:: Written exercise ::
Reproduce every line of the records below verbatim, in the same order.

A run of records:
+++
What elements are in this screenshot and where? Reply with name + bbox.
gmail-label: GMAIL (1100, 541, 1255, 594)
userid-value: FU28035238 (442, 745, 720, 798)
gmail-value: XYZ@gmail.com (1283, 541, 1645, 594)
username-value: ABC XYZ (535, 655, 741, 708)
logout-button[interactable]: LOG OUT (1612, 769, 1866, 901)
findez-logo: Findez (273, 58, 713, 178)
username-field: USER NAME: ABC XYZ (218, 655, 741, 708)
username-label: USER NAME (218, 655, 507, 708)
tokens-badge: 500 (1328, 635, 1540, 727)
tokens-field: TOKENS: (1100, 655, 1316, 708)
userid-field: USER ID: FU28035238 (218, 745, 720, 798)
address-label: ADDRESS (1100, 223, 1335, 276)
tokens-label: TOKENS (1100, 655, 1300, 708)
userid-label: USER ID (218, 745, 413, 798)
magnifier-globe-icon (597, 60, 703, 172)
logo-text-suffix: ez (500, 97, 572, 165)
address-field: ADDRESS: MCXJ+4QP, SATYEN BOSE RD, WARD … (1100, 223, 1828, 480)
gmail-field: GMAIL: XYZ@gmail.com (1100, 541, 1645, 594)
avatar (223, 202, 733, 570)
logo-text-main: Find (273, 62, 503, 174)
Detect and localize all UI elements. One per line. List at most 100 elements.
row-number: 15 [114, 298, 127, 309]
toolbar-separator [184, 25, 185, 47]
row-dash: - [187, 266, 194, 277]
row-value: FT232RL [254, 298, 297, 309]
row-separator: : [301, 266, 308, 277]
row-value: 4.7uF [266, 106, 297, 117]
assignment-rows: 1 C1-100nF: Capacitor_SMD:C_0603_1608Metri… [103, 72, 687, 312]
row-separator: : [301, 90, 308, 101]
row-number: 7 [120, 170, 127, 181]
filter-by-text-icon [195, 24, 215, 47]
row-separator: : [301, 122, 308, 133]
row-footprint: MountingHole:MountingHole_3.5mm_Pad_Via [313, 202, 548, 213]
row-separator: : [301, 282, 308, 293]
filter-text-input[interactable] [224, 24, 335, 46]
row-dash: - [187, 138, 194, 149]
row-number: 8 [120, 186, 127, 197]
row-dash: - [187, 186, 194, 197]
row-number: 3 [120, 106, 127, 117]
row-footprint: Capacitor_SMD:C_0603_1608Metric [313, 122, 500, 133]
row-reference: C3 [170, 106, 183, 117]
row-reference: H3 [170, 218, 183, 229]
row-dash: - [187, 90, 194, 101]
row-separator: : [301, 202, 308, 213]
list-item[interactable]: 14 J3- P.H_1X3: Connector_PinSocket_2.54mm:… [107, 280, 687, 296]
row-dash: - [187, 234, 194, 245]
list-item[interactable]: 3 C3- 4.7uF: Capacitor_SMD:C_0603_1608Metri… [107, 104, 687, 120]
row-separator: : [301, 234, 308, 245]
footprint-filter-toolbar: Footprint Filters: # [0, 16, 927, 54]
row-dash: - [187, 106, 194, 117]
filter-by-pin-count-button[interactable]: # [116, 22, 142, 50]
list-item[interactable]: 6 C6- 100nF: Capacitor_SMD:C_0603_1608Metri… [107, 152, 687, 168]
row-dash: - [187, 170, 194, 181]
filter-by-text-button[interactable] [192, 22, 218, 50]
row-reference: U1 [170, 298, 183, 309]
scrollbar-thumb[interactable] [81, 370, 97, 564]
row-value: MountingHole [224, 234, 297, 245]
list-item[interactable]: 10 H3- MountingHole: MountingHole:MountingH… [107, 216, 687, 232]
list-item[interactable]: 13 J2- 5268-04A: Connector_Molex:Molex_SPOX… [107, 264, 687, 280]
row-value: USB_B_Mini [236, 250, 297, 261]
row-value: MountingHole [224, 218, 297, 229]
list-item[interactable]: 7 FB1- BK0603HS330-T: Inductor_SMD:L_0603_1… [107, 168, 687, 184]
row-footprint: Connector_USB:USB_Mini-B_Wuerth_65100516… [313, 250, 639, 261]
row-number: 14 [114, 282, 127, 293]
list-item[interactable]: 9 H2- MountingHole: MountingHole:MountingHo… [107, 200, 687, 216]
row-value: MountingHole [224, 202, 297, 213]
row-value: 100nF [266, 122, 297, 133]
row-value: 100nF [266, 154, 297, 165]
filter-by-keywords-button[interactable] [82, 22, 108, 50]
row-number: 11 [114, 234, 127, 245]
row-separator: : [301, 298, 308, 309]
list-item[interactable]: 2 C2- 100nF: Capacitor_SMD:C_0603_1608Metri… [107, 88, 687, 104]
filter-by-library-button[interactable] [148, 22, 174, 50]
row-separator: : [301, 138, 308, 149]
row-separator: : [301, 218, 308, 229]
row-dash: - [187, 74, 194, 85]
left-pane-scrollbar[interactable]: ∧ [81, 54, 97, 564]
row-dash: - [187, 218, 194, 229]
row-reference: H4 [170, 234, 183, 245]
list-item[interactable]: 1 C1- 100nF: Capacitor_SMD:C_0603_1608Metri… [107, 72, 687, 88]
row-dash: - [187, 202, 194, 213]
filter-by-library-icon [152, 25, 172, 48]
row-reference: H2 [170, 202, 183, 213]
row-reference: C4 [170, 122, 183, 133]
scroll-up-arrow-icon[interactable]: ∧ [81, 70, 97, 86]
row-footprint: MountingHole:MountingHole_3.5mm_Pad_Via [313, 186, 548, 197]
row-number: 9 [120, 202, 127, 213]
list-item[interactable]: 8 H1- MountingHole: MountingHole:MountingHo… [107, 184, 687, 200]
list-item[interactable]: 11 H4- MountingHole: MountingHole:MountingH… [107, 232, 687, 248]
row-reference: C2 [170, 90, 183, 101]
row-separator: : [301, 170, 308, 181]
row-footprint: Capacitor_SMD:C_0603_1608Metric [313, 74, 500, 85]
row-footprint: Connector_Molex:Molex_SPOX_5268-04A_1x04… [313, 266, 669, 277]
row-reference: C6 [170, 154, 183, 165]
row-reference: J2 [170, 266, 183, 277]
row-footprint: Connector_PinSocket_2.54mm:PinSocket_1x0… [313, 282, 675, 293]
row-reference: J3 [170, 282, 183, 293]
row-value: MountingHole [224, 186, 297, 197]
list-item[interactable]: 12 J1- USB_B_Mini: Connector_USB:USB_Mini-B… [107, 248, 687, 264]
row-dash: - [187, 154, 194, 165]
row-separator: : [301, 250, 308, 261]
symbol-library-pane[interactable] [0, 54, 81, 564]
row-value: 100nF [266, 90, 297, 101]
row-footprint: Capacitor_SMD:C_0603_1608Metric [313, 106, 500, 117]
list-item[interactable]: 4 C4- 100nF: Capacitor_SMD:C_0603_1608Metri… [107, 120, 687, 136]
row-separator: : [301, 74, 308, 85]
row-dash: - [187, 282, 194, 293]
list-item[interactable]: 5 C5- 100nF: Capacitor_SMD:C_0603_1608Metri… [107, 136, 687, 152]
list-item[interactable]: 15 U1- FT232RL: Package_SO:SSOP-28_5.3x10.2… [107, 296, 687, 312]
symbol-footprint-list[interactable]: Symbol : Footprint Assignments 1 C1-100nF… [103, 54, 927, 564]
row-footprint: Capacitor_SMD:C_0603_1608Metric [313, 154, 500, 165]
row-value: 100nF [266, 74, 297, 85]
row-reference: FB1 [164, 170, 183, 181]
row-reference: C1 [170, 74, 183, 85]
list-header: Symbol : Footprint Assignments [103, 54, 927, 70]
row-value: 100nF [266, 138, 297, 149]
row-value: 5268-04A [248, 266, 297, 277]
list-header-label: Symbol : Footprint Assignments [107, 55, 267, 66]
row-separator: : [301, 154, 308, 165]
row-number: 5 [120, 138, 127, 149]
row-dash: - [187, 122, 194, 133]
+++
:: Response to the exercise ::
What elements are in this screenshot and where? Reply with name + bbox.
gmail-label: GMAIL (1100, 541, 1255, 594)
userid-value: FU28035238 (442, 745, 720, 798)
gmail-value: XYZ@gmail.com (1283, 541, 1645, 594)
username-value: ABC XYZ (535, 655, 741, 708)
logout-button[interactable]: LOG OUT (1612, 769, 1866, 901)
findez-logo: Findez (273, 58, 713, 178)
username-field: USER NAME: ABC XYZ (218, 655, 741, 708)
username-label: USER NAME (218, 655, 507, 708)
tokens-badge: 500 (1328, 635, 1540, 727)
tokens-field: TOKENS: (1100, 655, 1316, 708)
userid-field: USER ID: FU28035238 (218, 745, 720, 798)
address-label: ADDRESS (1100, 223, 1335, 276)
tokens-label: TOKENS (1100, 655, 1300, 708)
userid-label: USER ID (218, 745, 413, 798)
magnifier-globe-icon (597, 60, 703, 172)
logo-text-suffix: ez (500, 97, 572, 165)
address-field: ADDRESS: MCXJ+4QP, SATYEN BOSE RD, WARD … (1100, 223, 1828, 480)
gmail-field: GMAIL: XYZ@gmail.com (1100, 541, 1645, 594)
avatar (223, 202, 733, 570)
logo-text-main: Find (273, 62, 503, 174)
Detect and localize all UI elements. One per line. List at most 100 elements.
row-number: 15 [114, 298, 127, 309]
toolbar-separator [184, 25, 185, 47]
row-dash: - [187, 266, 194, 277]
row-value: FT232RL [254, 298, 297, 309]
row-separator: : [301, 266, 308, 277]
row-value: 4.7uF [266, 106, 297, 117]
assignment-rows: 1 C1-100nF: Capacitor_SMD:C_0603_1608Metri… [103, 72, 687, 312]
row-separator: : [301, 90, 308, 101]
row-number: 7 [120, 170, 127, 181]
filter-by-text-icon [195, 24, 215, 47]
row-separator: : [301, 122, 308, 133]
row-footprint: MountingHole:MountingHole_3.5mm_Pad_Via [313, 202, 548, 213]
row-separator: : [301, 282, 308, 293]
filter-text-input[interactable] [224, 24, 335, 46]
row-dash: - [187, 138, 194, 149]
row-number: 8 [120, 186, 127, 197]
row-dash: - [187, 186, 194, 197]
row-number: 3 [120, 106, 127, 117]
row-footprint: Capacitor_SMD:C_0603_1608Metric [313, 122, 500, 133]
row-reference: C3 [170, 106, 183, 117]
row-reference: H3 [170, 218, 183, 229]
row-dash: - [187, 90, 194, 101]
row-separator: : [301, 202, 308, 213]
list-item[interactable]: 14 J3- P.H_1X3: Connector_PinSocket_2.54mm:… [107, 280, 687, 296]
row-dash: - [187, 234, 194, 245]
list-item[interactable]: 3 C3- 4.7uF: Capacitor_SMD:C_0603_1608Metri… [107, 104, 687, 120]
row-separator: : [301, 234, 308, 245]
footprint-filter-toolbar: Footprint Filters: # [0, 16, 927, 54]
row-dash: - [187, 106, 194, 117]
filter-by-pin-count-button[interactable]: # [116, 22, 142, 50]
list-item[interactable]: 6 C6- 100nF: Capacitor_SMD:C_0603_1608Metri… [107, 152, 687, 168]
row-dash: - [187, 170, 194, 181]
filter-by-text-button[interactable] [192, 22, 218, 50]
row-reference: U1 [170, 298, 183, 309]
scrollbar-thumb[interactable] [81, 370, 97, 564]
row-value: MountingHole [224, 234, 297, 245]
list-item[interactable]: 10 H3- MountingHole: MountingHole:MountingH… [107, 216, 687, 232]
list-item[interactable]: 13 J2- 5268-04A: Connector_Molex:Molex_SPOX… [107, 264, 687, 280]
row-value: USB_B_Mini [236, 250, 297, 261]
row-value: MountingHole [224, 218, 297, 229]
list-item[interactable]: 7 FB1- BK0603HS330-T: Inductor_SMD:L_0603_1… [107, 168, 687, 184]
row-footprint: Connector_USB:USB_Mini-B_Wuerth_65100516… [313, 250, 639, 261]
row-number: 14 [114, 282, 127, 293]
list-item[interactable]: 9 H2- MountingHole: MountingHole:MountingHo… [107, 200, 687, 216]
row-value: MountingHole [224, 202, 297, 213]
row-value: 100nF [266, 122, 297, 133]
row-value: 100nF [266, 154, 297, 165]
filter-by-keywords-button[interactable] [82, 22, 108, 50]
row-number: 11 [114, 234, 127, 245]
row-separator: : [301, 298, 308, 309]
list-item[interactable]: 2 C2- 100nF: Capacitor_SMD:C_0603_1608Metri… [107, 88, 687, 104]
filter-by-library-button[interactable] [148, 22, 174, 50]
row-separator: : [301, 138, 308, 149]
row-separator: : [301, 218, 308, 229]
row-dash: - [187, 74, 194, 85]
left-pane-scrollbar[interactable]: ∧ [81, 54, 97, 564]
row-dash: - [187, 218, 194, 229]
row-reference: H4 [170, 234, 183, 245]
list-item[interactable]: 1 C1- 100nF: Capacitor_SMD:C_0603_1608Metri… [107, 72, 687, 88]
row-dash: - [187, 202, 194, 213]
filter-by-library-icon [152, 25, 172, 48]
row-reference: H2 [170, 202, 183, 213]
row-reference: C4 [170, 122, 183, 133]
scroll-up-arrow-icon[interactable]: ∧ [81, 70, 97, 86]
row-footprint: MountingHole:MountingHole_3.5mm_Pad_Via [313, 186, 548, 197]
row-number: 9 [120, 202, 127, 213]
list-item[interactable]: 8 H1- MountingHole: MountingHole:MountingHo… [107, 184, 687, 200]
list-item[interactable]: 11 H4- MountingHole: MountingHole:MountingH… [107, 232, 687, 248]
row-reference: C2 [170, 90, 183, 101]
row-separator: : [301, 170, 308, 181]
row-footprint: Capacitor_SMD:C_0603_1608Metric [313, 74, 500, 85]
row-footprint: Connector_Molex:Molex_SPOX_5268-04A_1x04… [313, 266, 669, 277]
row-reference: C6 [170, 154, 183, 165]
row-reference: J2 [170, 266, 183, 277]
row-footprint: Connector_PinSocket_2.54mm:PinSocket_1x0… [313, 282, 675, 293]
row-reference: J3 [170, 282, 183, 293]
row-value: MountingHole [224, 186, 297, 197]
list-item[interactable]: 12 J1- USB_B_Mini: Connector_USB:USB_Mini-B… [107, 248, 687, 264]
row-dash: - [187, 154, 194, 165]
row-separator: : [301, 250, 308, 261]
symbol-library-pane[interactable] [0, 54, 81, 564]
row-value: 100nF [266, 90, 297, 101]
row-footprint: Capacitor_SMD:C_0603_1608Metric [313, 106, 500, 117]
list-item[interactable]: 4 C4- 100nF: Capacitor_SMD:C_0603_1608Metri… [107, 120, 687, 136]
row-separator: : [301, 74, 308, 85]
row-dash: - [187, 282, 194, 293]
list-item[interactable]: 5 C5- 100nF: Capacitor_SMD:C_0603_1608Metri… [107, 136, 687, 152]
list-item[interactable]: 15 U1- FT232RL: Package_SO:SSOP-28_5.3x10.2… [107, 296, 687, 312]
symbol-footprint-list[interactable]: Symbol : Footprint Assignments 1 C1-100nF… [103, 54, 927, 564]
row-footprint: Capacitor_SMD:C_0603_1608Metric [313, 154, 500, 165]
row-value: 100nF [266, 74, 297, 85]
row-reference: FB1 [164, 170, 183, 181]
row-reference: C1 [170, 74, 183, 85]
list-header: Symbol : Footprint Assignments [103, 54, 927, 70]
row-value: 100nF [266, 138, 297, 149]
row-value: 5268-04A [248, 266, 297, 277]
list-header-label: Symbol : Footprint Assignments [107, 55, 267, 66]
row-separator: : [301, 154, 308, 165]
row-number: 5 [120, 138, 127, 149]
row-dash: - [187, 122, 194, 133]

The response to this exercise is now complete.